Brano scelto:
Il loro numero è entusiasmante e sorprendente. Sapevamo ci sarebbe stata una ripresa, ma ascoltando anche le previsioni dei ministeri si pensava a un moto graduale. Invece assistiamo a una vera e propria esplosione. Inoltre è cambiata la provenienza: l’Europa è più bassa come numeri, mentre Stati Uniti, Americhe in generale, Asia ma la stessa Africa crescono molto.
Cosa differenza quanti arrivano oggi, soprattutto dall’Asia, rispetto al passato?
In passato sia a causa dei visti sia per motivi economici, il pellegrinaggio era molto più semplice dai Paesi occidentali, Europa e Usa su tutti. Ora la situazione è cambiata sia a livello economico, che in tema di apertura e visti internazionali dopo la pandemia. Tutto questo ha reso l’accesso ai cristiani, non solo cattolici, più facile a partire dall’Indonesia, il Paese musulmano più popoloso al mondo oggi precursore per l’Asia. Inoltre vi è una differenza nel modo di approcciarsi al pellegrinaggio: quello europeo più culturale, turistico, mentre nei Paesi dell’Asia prevale l’elemento religioso e devozionale.
Un altro tema ricorrente è quello della migrazione, che riguarda nel profondo i cristiani…
Io insisto sempre nel dire che i cristiani non sono un mondo a parte, ma vivono la stessa realtà degli altri. Non vi è un problema cristiano, ma possiamo parlare di problema per i cristiani palestinesi legato innanzitutto alla questione palestinese. La difficoltà maggiore è economica ed è connessa con il tema politico, alla fragilità delle prospettive, alle tensioni. Vi sono poi le famiglie preoccupate per il futuro. La migrazione è una tentazione per tutti, non solo per i cristiani, ma essendo noi pochi ha un effetto ben più consistente che sui musulmani, i quali continuano a crescere.
Parlando di migrazioni, ha sollevato ira e proteste a Gaza l’incidente in mare, con otto vittime, che ha coinvolto una imbarcazione di migranti palestinesi. Un elemento nuovo?
Il Mediterraneo non è solo scambi commerciali, di energia e ricchezza, ma è diventato anche un bacino di emigrazione, di flussi di popolazioni dal sud del mondo verso nord e questo fenomeno include anche la Striscia, così come lo abbiamo visto a Cipro col traffico di essere umani. [Nel caso di Gaza] bisogna aggiungere una questione politica in più, perché i palestinesi - e soprattutto quelli della Striscia - non hanno un altro sbocco per uscire.

Dati estratti:
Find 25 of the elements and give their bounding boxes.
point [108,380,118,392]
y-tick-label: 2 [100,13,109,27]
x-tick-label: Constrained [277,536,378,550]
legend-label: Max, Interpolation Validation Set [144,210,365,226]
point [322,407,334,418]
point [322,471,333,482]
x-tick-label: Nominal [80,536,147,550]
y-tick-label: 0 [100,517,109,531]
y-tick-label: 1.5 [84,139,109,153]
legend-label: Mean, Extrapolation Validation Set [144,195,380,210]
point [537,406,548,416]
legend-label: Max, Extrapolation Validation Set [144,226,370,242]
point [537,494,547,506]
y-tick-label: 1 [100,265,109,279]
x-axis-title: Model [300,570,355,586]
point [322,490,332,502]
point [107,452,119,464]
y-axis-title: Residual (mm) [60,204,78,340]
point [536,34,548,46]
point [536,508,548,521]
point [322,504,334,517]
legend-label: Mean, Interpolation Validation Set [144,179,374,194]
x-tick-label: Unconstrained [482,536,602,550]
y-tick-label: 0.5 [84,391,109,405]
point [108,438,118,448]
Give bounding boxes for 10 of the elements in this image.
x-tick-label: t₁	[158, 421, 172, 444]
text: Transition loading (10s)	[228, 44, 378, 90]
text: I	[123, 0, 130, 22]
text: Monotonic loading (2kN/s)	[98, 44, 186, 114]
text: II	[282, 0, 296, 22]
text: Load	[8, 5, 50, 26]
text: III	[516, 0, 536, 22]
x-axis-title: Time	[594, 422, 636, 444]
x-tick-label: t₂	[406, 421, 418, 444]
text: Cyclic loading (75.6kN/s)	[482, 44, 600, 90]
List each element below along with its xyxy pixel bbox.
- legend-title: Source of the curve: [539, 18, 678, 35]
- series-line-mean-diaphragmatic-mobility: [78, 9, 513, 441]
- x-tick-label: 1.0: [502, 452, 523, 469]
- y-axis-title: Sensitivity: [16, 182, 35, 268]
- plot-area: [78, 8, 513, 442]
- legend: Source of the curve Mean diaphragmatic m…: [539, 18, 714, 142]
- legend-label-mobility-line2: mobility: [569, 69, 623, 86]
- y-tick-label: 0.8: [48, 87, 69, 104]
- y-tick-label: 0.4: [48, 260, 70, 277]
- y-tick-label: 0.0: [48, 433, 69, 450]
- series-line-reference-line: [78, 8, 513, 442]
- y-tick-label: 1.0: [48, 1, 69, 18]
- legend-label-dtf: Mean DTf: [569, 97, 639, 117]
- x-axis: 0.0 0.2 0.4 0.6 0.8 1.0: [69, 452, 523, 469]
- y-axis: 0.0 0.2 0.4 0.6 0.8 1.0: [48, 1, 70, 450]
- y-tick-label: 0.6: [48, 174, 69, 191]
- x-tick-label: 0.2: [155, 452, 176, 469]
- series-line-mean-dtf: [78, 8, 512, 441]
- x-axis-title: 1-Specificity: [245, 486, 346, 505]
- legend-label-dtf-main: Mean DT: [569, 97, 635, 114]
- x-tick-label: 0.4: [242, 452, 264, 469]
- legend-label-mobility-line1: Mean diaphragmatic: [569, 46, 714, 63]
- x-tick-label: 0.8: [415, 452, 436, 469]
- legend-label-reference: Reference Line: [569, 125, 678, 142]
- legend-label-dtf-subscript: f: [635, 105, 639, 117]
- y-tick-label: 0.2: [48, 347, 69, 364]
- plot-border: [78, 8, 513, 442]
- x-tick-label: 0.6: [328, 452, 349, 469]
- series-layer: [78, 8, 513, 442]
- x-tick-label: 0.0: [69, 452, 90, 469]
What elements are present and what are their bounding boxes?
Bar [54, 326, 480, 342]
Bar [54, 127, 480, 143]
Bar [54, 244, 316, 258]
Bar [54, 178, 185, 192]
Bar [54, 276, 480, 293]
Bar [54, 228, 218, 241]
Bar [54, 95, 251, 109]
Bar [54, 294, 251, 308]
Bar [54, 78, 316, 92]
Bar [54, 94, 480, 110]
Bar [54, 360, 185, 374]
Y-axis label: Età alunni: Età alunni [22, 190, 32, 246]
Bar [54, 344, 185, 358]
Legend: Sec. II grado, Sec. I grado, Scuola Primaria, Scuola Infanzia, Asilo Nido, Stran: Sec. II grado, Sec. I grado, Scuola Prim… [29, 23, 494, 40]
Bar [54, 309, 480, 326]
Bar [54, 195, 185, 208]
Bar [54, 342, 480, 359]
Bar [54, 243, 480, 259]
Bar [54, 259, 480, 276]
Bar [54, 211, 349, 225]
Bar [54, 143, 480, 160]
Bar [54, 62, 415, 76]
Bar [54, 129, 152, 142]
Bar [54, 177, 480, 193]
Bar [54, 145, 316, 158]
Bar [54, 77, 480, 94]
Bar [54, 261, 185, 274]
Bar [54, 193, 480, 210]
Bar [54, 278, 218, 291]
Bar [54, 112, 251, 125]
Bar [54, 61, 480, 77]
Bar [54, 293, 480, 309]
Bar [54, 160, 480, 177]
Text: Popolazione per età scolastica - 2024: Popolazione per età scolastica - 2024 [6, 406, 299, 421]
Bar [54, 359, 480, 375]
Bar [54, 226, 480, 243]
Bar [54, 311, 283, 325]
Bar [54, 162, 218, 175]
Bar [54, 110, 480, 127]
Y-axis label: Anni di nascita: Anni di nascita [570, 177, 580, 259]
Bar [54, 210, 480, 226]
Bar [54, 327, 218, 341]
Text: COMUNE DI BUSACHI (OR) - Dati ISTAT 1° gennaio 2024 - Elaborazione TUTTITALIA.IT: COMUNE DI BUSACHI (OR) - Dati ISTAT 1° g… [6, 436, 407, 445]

Compito:
Nel brano scelto, quale Paese è definito il Paese musulmano più popoloso al mondo?

Risposta:
L'Indonesia.